EXERCISE PROMPT>
Scan the data below and pick out the lines containing the word "ylabel".
##### PROVIDED DATA #####
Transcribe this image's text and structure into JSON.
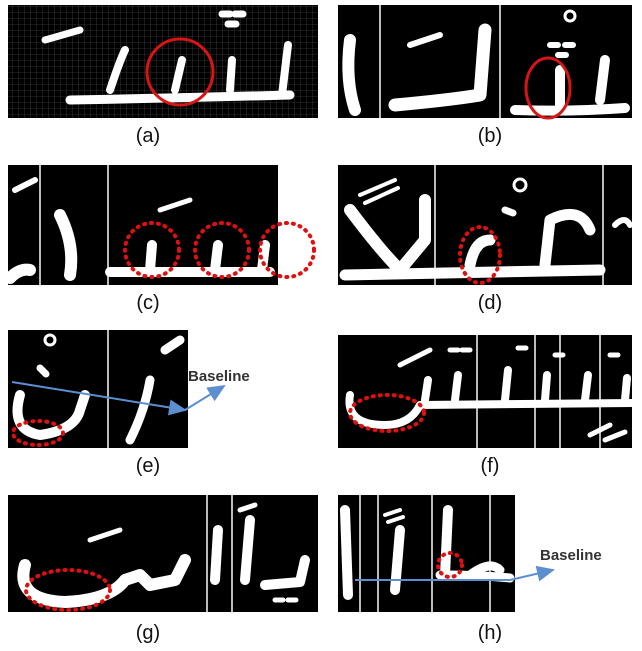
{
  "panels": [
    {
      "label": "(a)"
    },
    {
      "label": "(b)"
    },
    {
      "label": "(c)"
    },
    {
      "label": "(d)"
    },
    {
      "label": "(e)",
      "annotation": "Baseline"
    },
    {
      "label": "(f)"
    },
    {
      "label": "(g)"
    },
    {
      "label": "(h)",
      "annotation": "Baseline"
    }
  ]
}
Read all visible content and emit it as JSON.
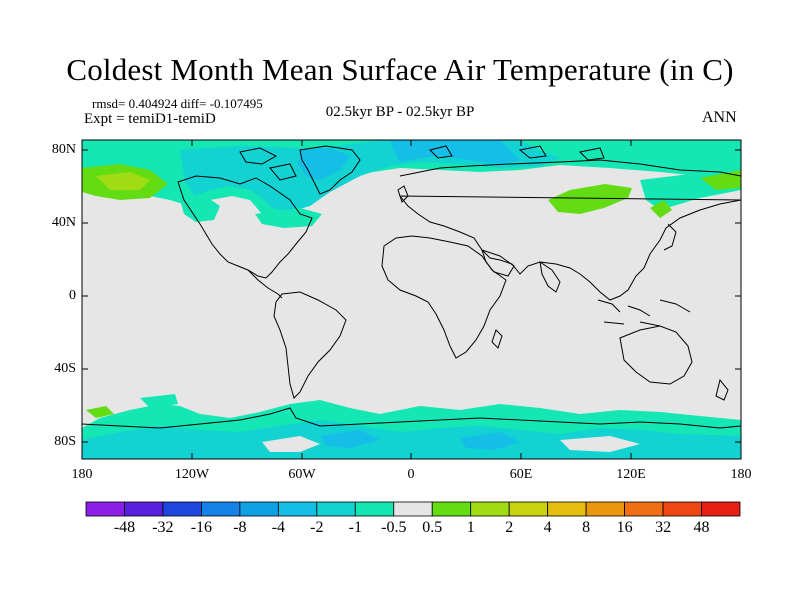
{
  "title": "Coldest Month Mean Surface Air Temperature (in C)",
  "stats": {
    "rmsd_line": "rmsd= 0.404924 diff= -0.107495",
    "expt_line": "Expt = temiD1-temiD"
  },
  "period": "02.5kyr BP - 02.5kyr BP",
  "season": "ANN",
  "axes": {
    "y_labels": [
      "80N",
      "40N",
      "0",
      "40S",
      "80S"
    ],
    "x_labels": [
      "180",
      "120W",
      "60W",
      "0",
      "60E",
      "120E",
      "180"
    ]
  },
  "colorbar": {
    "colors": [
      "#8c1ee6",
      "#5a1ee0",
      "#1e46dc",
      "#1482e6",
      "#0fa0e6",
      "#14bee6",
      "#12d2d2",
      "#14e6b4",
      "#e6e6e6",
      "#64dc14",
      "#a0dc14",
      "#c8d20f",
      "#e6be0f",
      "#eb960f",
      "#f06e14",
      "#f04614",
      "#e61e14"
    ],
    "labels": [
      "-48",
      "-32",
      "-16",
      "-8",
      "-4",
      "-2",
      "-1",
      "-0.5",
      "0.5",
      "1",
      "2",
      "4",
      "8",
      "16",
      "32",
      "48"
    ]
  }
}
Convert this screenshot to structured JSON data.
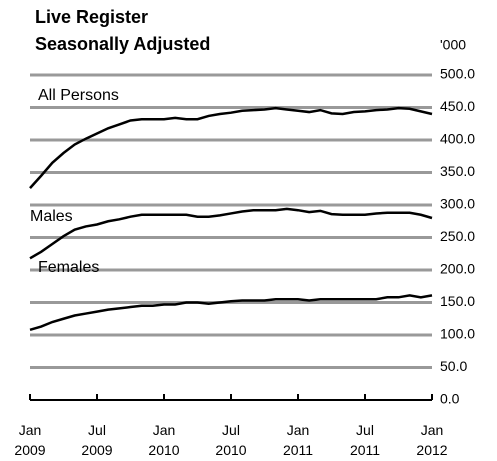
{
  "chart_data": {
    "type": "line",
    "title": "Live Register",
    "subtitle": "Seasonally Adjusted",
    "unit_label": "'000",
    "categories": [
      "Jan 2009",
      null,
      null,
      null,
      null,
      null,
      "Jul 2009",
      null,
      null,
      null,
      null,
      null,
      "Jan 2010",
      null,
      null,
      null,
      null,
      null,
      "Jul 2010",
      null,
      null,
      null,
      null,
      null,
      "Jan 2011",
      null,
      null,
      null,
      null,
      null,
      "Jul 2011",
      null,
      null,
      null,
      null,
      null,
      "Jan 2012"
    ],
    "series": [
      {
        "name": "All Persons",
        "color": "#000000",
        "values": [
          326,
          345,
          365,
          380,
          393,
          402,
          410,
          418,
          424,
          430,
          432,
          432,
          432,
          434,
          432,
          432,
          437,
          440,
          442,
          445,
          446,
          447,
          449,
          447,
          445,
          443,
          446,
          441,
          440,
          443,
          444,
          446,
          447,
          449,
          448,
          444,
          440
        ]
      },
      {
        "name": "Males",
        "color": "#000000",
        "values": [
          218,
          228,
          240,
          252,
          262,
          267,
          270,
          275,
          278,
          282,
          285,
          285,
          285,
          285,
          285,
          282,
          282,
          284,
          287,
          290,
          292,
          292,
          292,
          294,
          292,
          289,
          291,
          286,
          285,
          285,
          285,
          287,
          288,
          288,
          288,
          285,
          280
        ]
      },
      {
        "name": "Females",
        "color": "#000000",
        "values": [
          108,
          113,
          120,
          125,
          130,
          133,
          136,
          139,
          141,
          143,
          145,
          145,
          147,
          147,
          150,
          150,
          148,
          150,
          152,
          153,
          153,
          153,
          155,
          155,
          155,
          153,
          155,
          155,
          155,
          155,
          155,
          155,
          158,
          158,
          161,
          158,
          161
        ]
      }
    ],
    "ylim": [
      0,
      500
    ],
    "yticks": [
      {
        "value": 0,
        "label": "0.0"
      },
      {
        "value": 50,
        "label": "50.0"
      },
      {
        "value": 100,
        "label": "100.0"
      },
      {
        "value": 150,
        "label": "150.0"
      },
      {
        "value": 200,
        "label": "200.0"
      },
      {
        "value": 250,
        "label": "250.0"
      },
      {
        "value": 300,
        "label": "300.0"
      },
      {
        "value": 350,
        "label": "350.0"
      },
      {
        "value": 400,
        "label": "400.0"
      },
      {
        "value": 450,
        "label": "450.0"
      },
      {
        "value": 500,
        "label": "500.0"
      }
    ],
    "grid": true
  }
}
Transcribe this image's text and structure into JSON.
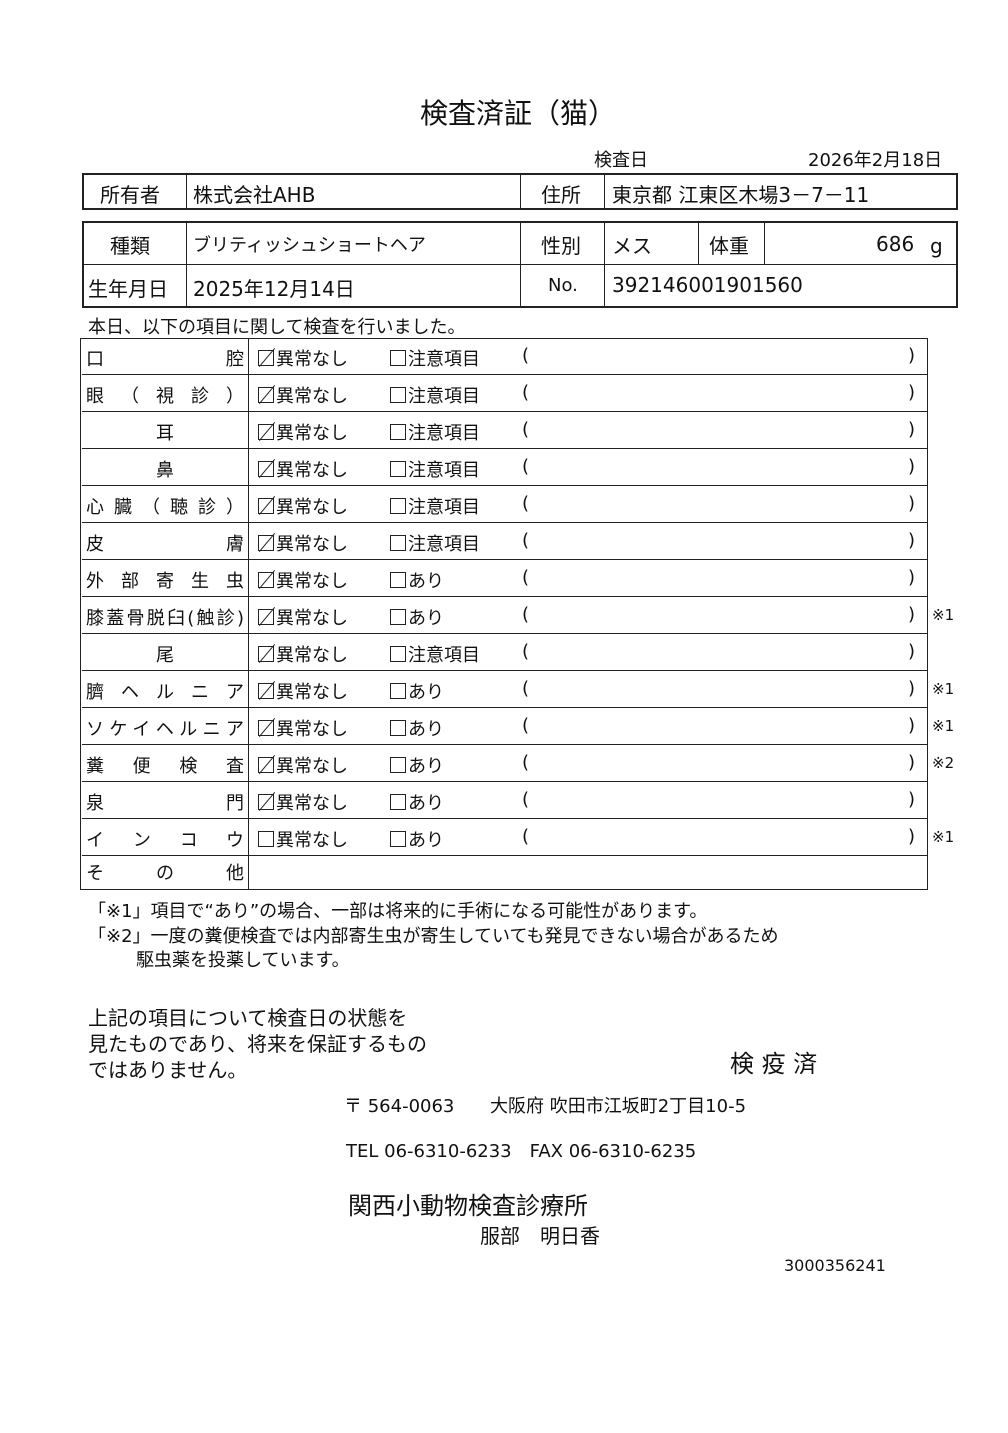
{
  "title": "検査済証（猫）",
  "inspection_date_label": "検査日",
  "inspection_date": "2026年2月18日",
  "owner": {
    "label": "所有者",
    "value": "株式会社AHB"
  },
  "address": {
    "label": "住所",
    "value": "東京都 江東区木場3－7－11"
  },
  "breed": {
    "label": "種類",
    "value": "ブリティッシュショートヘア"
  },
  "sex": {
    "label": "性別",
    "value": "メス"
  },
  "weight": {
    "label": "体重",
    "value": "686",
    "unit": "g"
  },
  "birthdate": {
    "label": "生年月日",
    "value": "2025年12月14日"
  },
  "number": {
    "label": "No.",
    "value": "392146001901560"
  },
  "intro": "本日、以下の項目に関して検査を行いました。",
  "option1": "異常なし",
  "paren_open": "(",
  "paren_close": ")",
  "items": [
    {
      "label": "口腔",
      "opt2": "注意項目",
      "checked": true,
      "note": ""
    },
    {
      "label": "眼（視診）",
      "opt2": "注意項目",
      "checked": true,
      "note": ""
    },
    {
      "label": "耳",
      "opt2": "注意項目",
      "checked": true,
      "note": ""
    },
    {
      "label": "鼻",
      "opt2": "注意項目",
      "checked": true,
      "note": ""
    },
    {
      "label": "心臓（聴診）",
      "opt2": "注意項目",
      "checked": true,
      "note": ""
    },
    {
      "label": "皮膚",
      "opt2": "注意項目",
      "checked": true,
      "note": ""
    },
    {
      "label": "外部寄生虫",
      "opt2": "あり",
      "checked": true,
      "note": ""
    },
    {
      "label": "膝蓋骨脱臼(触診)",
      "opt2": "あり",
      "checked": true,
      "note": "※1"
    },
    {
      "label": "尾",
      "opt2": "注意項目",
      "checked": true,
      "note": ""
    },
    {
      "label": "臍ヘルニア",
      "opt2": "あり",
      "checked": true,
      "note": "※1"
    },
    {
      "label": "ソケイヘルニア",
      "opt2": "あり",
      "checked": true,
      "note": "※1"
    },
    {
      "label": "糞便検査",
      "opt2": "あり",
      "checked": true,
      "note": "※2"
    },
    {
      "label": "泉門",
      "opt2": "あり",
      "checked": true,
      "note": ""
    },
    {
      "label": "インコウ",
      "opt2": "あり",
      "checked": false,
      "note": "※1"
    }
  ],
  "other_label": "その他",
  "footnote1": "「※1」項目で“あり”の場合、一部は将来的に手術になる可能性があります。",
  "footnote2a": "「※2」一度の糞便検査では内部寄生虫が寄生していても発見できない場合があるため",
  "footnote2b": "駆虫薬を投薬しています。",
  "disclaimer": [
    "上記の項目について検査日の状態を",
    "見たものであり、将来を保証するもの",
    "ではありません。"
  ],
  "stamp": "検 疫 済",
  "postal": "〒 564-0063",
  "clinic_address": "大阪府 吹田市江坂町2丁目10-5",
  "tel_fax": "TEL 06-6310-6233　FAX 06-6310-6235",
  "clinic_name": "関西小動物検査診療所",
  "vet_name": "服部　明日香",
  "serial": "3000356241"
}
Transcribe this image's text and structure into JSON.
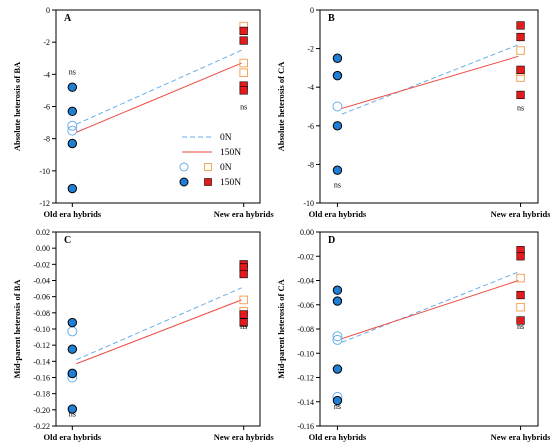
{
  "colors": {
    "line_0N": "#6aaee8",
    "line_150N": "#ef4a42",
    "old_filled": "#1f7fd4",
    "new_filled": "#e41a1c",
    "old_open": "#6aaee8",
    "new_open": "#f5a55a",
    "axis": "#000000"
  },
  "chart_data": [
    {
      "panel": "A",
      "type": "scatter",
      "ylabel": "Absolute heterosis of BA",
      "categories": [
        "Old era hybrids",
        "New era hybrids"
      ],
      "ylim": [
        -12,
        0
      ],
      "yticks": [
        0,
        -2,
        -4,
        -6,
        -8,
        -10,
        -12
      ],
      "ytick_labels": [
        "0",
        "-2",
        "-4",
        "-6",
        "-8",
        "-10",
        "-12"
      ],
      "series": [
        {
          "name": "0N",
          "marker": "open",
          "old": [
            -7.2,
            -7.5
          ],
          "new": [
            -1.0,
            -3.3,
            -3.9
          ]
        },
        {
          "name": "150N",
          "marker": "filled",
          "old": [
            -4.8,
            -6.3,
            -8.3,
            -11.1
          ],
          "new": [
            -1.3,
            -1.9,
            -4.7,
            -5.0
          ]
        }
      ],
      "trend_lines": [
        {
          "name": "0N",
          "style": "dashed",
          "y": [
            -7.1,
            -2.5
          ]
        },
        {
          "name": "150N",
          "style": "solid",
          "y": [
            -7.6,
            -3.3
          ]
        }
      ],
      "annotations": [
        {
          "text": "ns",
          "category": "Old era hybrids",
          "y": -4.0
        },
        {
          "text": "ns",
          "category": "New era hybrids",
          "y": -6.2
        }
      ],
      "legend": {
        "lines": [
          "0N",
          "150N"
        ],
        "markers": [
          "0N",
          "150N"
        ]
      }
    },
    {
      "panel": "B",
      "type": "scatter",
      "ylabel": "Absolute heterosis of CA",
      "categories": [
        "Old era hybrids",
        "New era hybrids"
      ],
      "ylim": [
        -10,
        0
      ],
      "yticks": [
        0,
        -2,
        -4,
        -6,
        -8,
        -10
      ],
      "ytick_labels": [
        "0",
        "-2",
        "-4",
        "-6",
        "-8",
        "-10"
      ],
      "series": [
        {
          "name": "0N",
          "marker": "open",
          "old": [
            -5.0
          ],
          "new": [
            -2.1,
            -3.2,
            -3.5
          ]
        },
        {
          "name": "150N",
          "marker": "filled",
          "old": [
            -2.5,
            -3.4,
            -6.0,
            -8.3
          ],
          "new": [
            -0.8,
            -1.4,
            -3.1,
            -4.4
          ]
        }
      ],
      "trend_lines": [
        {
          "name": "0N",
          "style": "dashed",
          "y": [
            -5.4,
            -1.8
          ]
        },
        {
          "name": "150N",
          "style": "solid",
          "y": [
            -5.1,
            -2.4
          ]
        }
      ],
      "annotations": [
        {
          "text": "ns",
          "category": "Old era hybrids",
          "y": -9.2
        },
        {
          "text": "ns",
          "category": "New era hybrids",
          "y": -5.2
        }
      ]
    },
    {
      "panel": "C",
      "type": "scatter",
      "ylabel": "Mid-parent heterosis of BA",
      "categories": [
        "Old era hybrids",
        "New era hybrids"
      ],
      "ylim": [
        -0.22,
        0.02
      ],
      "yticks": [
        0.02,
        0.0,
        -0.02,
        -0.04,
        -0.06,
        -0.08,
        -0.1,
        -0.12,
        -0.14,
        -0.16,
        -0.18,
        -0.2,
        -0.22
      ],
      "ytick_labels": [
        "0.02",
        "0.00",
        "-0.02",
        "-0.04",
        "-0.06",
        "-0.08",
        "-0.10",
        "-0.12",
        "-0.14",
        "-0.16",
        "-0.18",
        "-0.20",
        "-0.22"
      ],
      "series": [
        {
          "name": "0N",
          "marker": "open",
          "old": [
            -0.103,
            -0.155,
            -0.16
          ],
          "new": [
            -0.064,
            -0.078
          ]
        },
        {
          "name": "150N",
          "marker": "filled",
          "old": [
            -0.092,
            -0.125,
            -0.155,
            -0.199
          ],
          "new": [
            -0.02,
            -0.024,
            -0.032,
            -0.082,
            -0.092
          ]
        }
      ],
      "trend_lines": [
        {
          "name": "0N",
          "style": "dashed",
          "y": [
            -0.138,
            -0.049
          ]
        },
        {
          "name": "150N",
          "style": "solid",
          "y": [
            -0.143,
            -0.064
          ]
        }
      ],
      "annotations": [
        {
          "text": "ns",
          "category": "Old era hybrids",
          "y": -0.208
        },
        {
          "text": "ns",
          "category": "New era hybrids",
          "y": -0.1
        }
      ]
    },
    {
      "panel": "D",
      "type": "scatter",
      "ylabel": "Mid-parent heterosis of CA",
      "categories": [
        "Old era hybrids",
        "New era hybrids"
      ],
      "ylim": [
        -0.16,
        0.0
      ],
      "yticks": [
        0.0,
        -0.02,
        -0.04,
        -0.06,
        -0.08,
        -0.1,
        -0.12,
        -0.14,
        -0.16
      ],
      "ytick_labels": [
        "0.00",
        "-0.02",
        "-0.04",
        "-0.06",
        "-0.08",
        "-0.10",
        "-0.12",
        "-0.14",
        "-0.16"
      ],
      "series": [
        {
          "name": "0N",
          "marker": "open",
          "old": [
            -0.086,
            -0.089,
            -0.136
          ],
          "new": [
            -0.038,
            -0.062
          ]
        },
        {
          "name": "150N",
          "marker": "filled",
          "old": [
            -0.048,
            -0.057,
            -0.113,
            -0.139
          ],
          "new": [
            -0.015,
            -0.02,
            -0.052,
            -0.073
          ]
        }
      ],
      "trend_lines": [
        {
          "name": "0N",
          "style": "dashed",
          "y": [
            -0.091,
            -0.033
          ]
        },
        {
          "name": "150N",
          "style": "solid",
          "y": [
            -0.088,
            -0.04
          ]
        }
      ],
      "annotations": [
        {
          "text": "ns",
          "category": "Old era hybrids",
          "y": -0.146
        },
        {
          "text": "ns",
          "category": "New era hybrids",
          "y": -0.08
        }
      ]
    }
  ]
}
#####
TASK RESULT>
      "ylabel": "Absolute heterosis of BA",
      "ylabel": "Absolute heterosis of CA",
      "ylabel": "Mid-parent heterosis of BA",
      "ylabel": "Mid-parent heterosis of CA",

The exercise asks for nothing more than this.